═════ Entries

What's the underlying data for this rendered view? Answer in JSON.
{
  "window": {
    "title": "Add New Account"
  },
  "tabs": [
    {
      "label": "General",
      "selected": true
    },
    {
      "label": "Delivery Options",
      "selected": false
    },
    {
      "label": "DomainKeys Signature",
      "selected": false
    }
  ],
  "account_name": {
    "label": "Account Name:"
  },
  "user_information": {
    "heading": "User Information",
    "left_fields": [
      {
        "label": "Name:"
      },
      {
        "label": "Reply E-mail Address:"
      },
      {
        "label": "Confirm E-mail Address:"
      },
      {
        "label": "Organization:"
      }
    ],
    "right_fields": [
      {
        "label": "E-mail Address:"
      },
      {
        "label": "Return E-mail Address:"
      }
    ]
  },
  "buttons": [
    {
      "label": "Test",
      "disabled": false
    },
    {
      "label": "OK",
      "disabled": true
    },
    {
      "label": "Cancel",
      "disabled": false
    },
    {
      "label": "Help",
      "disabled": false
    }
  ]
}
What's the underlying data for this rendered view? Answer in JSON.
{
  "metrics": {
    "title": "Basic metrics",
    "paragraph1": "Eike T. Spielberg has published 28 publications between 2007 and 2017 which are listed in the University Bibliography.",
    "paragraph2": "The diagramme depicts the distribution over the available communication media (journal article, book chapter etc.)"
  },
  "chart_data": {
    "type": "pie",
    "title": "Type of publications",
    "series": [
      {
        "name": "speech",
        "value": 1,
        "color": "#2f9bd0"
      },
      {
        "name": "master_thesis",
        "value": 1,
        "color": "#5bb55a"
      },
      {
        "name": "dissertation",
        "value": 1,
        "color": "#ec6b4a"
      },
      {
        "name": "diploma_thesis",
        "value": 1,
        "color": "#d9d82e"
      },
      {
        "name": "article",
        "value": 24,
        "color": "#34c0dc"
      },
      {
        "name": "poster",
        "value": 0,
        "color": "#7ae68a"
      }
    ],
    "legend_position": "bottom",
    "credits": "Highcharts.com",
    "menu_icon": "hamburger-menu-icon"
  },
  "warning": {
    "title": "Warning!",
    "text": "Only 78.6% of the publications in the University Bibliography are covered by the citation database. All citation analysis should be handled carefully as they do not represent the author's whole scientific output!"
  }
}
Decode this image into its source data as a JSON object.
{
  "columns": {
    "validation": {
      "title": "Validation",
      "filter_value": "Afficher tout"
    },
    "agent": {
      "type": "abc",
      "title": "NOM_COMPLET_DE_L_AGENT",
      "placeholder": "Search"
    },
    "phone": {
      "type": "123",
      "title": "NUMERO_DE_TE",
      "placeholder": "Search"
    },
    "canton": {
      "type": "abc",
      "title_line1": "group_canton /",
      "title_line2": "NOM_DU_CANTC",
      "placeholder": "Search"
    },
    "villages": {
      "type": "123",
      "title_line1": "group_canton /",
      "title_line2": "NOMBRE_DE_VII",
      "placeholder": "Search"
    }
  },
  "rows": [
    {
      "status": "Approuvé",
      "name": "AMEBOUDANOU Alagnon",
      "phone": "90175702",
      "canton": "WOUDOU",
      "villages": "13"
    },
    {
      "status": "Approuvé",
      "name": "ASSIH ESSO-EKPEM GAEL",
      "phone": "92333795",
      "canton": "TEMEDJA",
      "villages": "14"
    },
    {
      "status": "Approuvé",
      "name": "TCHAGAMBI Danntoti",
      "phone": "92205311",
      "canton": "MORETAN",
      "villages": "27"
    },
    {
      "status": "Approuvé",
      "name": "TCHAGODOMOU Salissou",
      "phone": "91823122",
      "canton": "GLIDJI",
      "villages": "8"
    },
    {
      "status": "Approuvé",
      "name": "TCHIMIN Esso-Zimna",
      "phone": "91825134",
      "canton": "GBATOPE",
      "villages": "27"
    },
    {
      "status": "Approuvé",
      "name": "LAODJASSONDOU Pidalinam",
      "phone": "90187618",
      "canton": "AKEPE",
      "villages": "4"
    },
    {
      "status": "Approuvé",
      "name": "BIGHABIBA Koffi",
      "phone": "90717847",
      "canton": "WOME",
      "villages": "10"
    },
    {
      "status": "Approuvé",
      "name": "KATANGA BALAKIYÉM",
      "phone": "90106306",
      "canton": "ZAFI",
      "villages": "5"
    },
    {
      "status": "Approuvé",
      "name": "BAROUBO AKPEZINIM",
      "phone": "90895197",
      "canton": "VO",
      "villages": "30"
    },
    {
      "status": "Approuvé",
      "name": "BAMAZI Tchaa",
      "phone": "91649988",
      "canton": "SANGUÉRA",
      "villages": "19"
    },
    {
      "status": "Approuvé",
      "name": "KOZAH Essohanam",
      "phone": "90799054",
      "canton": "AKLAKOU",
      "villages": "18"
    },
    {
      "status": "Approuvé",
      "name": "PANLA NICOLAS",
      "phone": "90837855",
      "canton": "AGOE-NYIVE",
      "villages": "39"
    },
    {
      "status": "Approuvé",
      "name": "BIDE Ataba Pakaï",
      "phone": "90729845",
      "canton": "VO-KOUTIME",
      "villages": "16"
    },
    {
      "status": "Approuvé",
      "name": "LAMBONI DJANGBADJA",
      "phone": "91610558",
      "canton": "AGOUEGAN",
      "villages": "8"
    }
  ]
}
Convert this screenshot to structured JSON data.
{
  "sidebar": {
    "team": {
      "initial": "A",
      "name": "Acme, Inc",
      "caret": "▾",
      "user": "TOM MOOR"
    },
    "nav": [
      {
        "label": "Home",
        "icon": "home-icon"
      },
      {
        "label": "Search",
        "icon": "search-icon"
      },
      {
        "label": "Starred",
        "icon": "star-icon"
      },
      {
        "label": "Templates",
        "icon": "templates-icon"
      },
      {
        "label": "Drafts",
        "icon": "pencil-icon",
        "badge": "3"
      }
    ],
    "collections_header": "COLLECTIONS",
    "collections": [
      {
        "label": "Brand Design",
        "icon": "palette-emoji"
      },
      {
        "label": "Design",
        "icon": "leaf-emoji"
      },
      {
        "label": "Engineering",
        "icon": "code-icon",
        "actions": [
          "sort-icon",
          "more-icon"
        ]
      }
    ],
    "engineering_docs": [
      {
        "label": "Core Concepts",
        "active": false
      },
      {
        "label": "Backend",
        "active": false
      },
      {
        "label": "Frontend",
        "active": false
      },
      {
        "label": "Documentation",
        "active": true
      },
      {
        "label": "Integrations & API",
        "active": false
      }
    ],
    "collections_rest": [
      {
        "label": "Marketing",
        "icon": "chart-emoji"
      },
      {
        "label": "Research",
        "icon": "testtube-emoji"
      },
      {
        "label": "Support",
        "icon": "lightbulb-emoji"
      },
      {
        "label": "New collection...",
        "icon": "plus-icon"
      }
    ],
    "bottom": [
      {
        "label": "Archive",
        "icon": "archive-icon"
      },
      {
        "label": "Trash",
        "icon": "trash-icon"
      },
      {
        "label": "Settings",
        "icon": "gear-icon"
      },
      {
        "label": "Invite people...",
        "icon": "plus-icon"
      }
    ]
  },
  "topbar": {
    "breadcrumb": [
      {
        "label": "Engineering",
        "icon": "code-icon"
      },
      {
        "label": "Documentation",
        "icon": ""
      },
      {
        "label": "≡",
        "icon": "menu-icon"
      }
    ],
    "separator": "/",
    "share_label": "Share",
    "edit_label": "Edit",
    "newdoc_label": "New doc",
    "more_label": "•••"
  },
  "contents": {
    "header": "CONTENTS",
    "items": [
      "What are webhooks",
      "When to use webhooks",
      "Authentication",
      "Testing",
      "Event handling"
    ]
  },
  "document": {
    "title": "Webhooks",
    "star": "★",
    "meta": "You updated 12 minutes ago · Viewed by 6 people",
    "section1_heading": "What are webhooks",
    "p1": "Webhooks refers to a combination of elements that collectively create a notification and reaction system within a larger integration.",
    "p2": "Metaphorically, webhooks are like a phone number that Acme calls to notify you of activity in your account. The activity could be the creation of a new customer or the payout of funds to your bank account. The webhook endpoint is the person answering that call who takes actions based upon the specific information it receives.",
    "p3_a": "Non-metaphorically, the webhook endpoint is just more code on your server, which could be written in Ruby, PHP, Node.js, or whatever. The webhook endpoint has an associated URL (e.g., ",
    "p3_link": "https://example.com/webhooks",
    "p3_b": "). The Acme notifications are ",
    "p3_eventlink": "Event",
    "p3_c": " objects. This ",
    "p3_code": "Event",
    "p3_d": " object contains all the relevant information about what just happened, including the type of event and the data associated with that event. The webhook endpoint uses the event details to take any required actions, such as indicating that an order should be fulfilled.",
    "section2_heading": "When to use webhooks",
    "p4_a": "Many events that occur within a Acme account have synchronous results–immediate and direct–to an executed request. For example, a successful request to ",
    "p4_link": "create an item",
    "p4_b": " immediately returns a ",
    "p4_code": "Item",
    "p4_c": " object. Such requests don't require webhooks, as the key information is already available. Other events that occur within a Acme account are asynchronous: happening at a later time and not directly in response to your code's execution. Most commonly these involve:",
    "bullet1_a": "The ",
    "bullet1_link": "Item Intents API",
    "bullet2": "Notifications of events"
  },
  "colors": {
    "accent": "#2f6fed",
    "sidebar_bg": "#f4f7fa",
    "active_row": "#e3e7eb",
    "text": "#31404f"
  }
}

══════════

Requirements: Copy all lines above containing the string "publications".

Answer to the exercise:
    "paragraph1": "Eike T. Spielberg has published 28 publications between 2007 and 2017 which are listed in the University Bibliography.",
    "title": "Type of publications",
    "text": "Only 78.6% of the publications in the University Bibliography are covered by the citation database. All citation analysis should be handled carefully as they do not represent the author's whole scientific output!"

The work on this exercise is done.